- EXERCISE OBJECTIVE -
Copy every line of the following data that includes the string "Oversold".
** START ENTRIES PROVIDED **
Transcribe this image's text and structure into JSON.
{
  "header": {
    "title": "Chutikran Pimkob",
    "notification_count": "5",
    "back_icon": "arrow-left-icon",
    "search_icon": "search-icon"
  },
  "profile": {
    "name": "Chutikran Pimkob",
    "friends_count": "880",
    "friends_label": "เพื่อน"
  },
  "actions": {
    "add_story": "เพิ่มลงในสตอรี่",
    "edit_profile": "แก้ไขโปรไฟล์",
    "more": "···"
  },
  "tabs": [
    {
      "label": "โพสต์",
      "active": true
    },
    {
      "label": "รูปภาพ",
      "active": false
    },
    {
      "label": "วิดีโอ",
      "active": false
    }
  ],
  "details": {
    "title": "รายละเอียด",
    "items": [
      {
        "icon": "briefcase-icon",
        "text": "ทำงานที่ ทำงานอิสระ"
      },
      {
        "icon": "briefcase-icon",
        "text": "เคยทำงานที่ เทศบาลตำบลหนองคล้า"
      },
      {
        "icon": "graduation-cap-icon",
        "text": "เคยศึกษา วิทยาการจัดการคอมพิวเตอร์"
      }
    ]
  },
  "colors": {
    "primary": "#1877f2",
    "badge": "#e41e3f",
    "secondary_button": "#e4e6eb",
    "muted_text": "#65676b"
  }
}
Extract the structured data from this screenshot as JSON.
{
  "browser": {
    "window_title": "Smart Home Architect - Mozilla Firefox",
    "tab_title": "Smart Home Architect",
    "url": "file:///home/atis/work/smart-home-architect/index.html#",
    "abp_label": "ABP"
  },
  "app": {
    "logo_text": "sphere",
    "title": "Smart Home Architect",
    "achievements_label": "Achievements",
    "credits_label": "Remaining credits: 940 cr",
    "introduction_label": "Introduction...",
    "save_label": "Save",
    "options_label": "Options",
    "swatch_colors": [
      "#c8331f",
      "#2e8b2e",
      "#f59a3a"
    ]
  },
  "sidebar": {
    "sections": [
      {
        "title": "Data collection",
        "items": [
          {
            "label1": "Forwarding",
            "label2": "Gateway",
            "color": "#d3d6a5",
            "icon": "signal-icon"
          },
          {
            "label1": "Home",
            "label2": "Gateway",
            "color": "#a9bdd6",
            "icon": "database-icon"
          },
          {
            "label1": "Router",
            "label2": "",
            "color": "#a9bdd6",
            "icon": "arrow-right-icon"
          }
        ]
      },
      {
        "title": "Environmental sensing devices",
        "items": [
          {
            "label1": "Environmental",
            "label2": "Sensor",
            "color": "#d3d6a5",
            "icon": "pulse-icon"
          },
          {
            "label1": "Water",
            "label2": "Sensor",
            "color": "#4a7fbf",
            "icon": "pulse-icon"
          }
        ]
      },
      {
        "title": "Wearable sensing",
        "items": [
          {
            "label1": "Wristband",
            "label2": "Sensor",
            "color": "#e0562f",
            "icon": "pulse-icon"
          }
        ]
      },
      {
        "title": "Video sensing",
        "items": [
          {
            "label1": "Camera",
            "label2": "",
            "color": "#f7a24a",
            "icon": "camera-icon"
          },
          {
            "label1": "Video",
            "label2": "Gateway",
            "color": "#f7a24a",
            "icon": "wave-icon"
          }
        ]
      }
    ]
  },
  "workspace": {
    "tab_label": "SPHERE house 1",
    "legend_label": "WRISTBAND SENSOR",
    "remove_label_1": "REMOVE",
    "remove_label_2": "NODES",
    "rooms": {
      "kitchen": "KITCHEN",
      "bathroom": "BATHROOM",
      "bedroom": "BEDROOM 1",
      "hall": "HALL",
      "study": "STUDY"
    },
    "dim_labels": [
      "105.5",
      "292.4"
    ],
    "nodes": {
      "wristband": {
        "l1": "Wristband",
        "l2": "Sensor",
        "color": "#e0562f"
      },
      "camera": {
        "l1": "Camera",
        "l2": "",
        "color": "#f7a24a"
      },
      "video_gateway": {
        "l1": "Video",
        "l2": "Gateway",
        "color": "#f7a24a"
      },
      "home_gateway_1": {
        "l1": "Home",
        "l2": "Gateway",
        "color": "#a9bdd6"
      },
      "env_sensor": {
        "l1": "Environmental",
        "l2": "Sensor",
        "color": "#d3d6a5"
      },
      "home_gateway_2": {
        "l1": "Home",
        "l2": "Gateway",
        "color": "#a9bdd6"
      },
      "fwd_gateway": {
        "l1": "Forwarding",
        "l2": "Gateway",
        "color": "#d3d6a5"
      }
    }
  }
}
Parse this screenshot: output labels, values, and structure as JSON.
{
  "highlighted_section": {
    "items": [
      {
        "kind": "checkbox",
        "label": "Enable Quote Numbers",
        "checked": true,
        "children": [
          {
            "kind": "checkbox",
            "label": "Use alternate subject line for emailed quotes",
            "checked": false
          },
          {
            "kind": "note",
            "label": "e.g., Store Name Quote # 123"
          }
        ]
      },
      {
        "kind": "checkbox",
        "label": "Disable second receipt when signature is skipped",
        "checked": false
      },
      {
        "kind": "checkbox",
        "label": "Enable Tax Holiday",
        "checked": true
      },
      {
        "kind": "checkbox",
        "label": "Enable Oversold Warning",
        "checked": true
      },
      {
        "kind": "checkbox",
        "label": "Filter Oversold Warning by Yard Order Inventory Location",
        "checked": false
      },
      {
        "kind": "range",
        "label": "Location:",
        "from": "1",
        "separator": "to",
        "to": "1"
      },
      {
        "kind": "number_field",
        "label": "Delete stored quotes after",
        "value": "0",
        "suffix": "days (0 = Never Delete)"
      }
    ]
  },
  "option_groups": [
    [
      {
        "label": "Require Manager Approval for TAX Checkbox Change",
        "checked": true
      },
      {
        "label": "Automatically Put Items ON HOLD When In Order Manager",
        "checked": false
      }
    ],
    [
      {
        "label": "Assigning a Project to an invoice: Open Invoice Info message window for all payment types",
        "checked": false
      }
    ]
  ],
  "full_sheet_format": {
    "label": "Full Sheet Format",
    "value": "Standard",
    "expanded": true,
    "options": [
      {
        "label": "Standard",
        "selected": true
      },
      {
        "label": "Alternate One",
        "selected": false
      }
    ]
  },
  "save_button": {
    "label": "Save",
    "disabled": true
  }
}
** END ENTRIES PROVIDED **
- SOLVED PROBLEM -
        "label": "Enable Oversold Warning",
        "label": "Filter Oversold Warning by Yard Order Inventory Location",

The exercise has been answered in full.